* [Qué se pide]
Responda estas preguntas sobre el texto de la televisión rota:
(a) ¿Qué clase de televisor cayó al suelo y se rompió?
(b) ¿Dónde compró la madre el televisor nuevo y con qué pagó?
(c) ¿Qué pidió la madre para el día en que le llevaran el televisor nuevo?

* [Fragmento del documento]
Ocurrió hace unos años en casa de mi venerable, anciana, y algo dura de oído, madre, probablemente la única mujer que me comprende en este mundo cruel, como tantas otras benditas madres, heroínas ellas, que sólo entienden a sus hijos idiotas. Como decía, estaba yo intentando arreglar, como en apariencia buen hijo que soy, el follón del cableado trasero de su televisión, cuando, en una muestra diáfana de lo poco manitas que soy, provoqué el desastre con un absurdo movimiento: el aparatoso electrodoméstico de tubo de color, ya saben, esos de culo enorme que chocaban con la pared, cayó estrepitosamente contra el suelo, rompiéndose en mil pedazos.


En el fondo, la pérdida de la tele casi fue una alivio para mi venerable madre. El motivo era que, cada vez que había que manipular un cable o pasar la escoba por esa zona, parecía que tenías que mover un búfalo tras una comida opípara. Mi madre, tras el accidente, maniobró con rapidez, no era plan quedarse sin su teleserie vespertina favorita. Lo primero que hizo fue ir al Corte (en terminología de madre, el Corte Inglés) que hay cerca de casa y, usando la tarjeta del susodicho centro, compró “una tele grande de esas planitas que tiene todo el mundo”. Eso sí, me pidió que el día que trajesen semejante adelanto tecnológico, estuviese yo presente para que me explicaran detalladamente cómo funcionaba, y, luego, yo se lo explicase a ella, como Dios manda.

* [Material extraído]
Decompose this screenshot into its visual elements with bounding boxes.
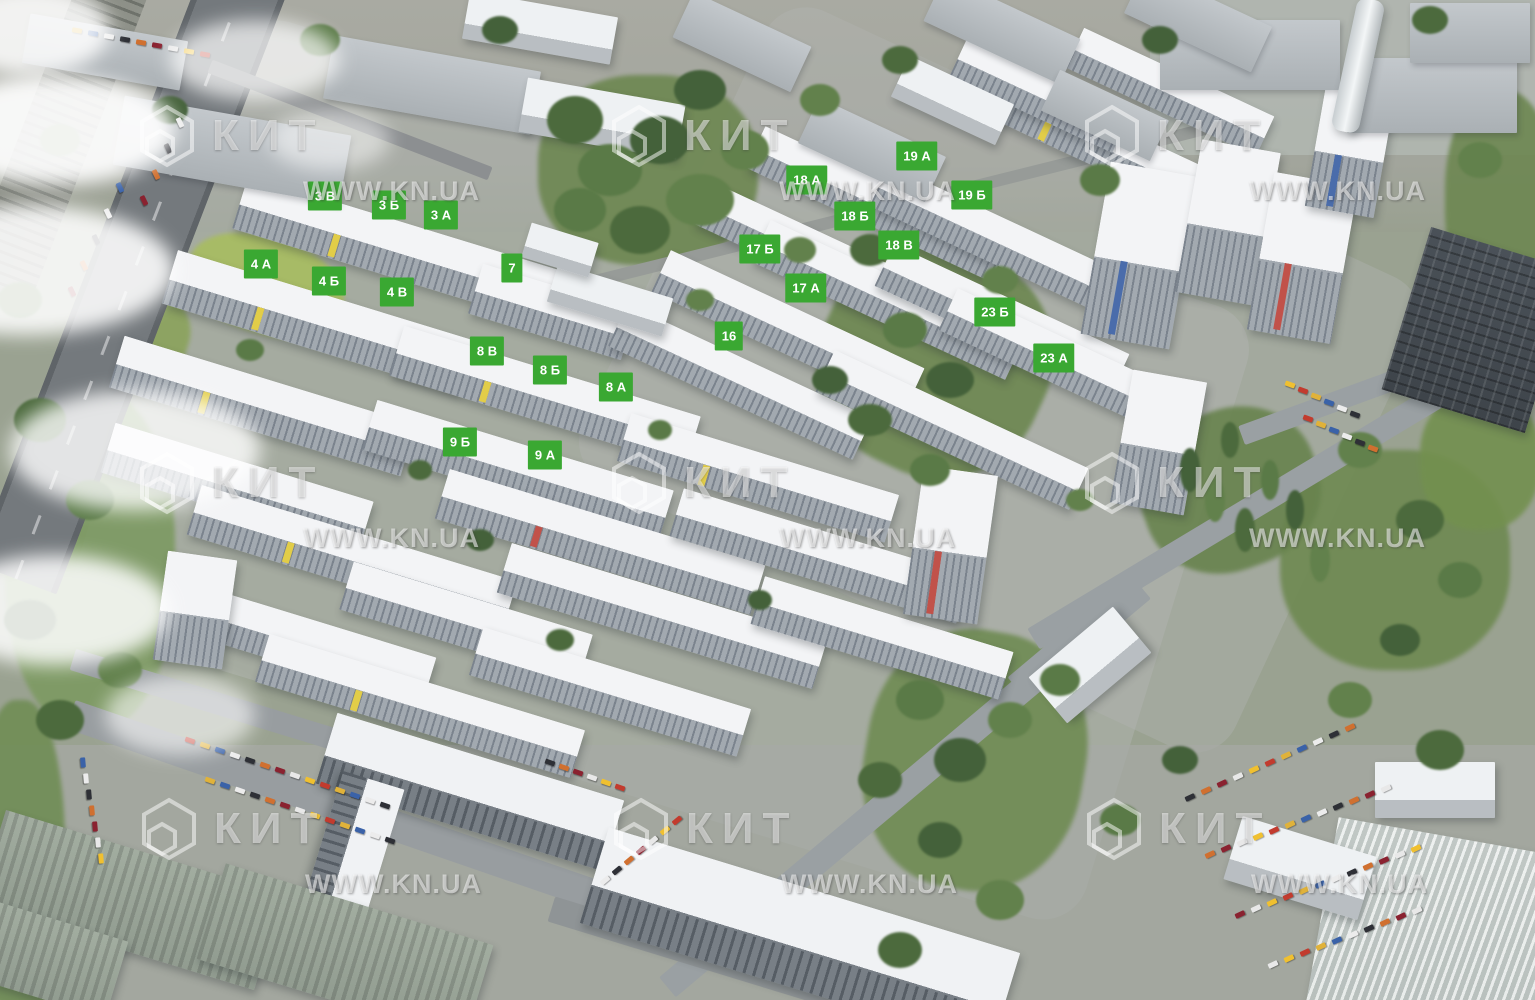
---
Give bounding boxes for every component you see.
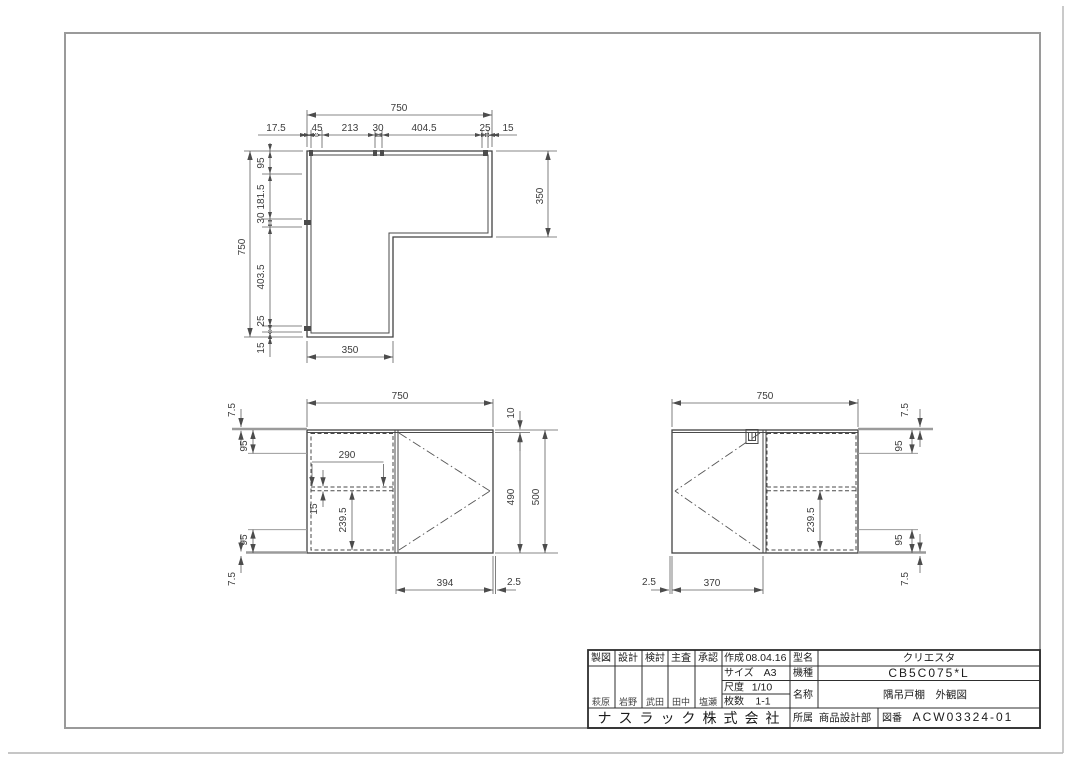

* [Ejercicio resuelto]
(a) Un televisor de tubo de color de los de culo enorme, que chocaban con la pared.
(b) Lo compró en el Corte Inglés que hay cerca de casa y pagó con la tarjeta de ese centro.
(c) Pidió que quien narra estuviera presente para que le explicaran detalladamente cómo funcionaba y que luego se lo explicara a ella.